(Exercise task): Look through the material and copy each line holding "been".

[Saved data entries]
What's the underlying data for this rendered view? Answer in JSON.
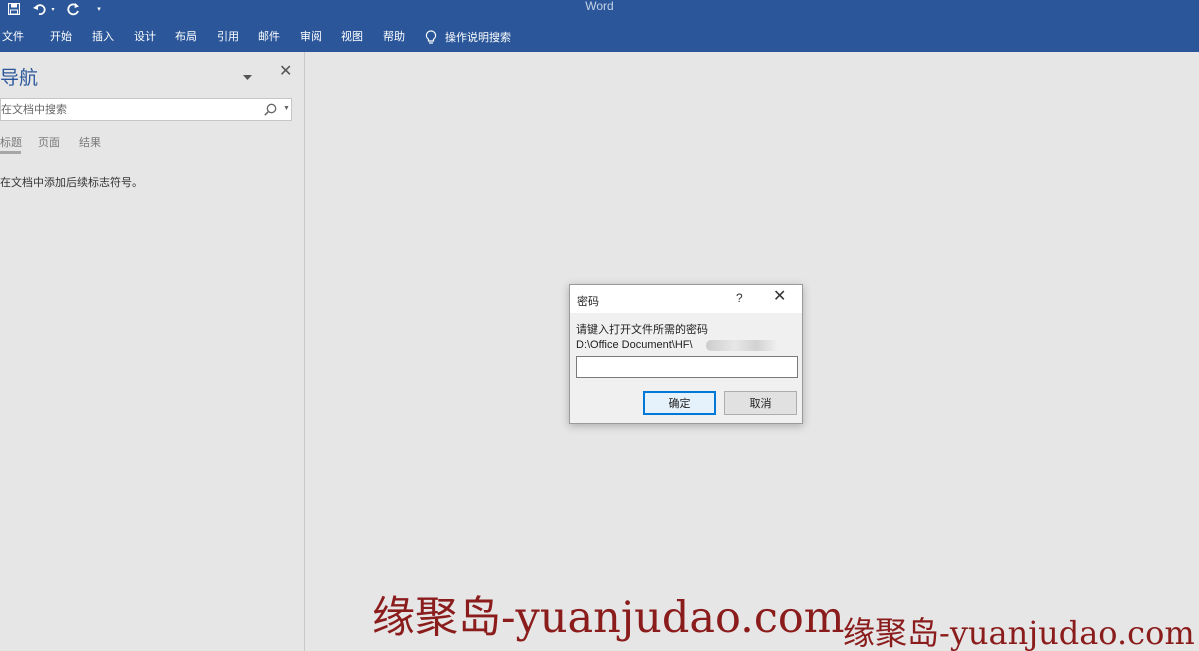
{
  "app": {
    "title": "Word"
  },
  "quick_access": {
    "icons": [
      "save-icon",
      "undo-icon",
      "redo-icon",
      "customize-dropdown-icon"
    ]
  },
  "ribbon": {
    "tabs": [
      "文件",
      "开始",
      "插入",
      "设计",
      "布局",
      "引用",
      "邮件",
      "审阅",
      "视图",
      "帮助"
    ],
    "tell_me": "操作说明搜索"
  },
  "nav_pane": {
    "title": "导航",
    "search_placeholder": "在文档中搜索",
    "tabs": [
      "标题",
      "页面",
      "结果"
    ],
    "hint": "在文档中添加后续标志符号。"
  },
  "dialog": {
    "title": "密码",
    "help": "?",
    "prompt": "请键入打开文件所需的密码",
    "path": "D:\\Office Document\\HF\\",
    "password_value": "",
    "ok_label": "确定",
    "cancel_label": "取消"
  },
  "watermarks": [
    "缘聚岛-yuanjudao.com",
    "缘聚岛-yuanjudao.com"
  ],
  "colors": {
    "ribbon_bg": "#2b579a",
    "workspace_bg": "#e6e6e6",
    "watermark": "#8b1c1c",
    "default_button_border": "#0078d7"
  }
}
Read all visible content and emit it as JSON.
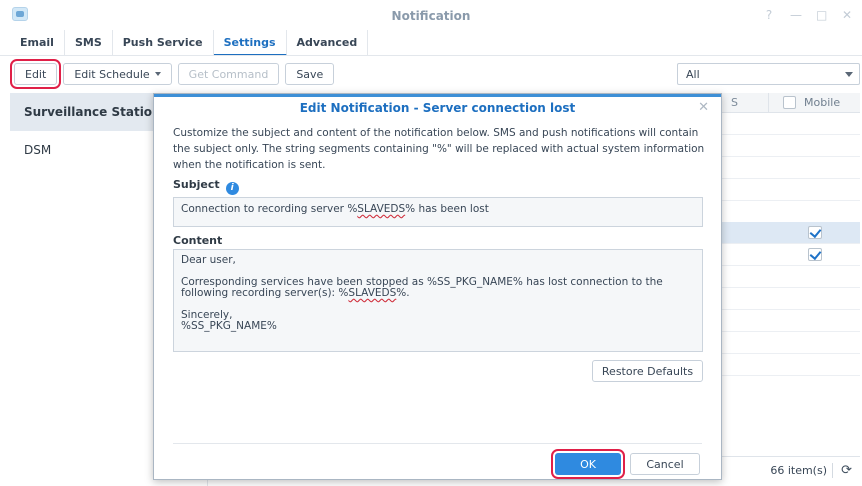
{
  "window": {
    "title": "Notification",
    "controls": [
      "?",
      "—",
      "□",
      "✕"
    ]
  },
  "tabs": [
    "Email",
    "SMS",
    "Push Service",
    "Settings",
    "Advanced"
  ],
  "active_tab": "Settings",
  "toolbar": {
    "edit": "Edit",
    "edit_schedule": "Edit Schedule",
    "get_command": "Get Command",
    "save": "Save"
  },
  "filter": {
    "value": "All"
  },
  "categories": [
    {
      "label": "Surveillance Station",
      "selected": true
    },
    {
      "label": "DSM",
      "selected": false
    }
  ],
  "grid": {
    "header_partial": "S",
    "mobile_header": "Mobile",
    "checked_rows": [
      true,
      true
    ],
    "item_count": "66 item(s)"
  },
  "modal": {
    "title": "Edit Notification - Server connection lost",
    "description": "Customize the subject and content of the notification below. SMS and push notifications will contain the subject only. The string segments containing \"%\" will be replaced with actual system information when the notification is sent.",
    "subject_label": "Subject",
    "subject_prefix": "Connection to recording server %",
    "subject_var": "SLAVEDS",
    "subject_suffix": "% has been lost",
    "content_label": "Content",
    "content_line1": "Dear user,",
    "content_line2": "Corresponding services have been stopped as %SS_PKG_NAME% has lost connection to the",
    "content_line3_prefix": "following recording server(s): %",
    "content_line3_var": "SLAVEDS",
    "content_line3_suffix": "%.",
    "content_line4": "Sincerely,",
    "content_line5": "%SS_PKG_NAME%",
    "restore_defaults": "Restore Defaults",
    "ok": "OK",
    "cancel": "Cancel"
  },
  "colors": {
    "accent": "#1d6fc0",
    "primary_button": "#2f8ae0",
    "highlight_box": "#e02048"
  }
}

(Finished answer):
    "subject_suffix": "% has been lost",
    "content_line2": "Corresponding services have been stopped as %SS_PKG_NAME% has lost connection to the",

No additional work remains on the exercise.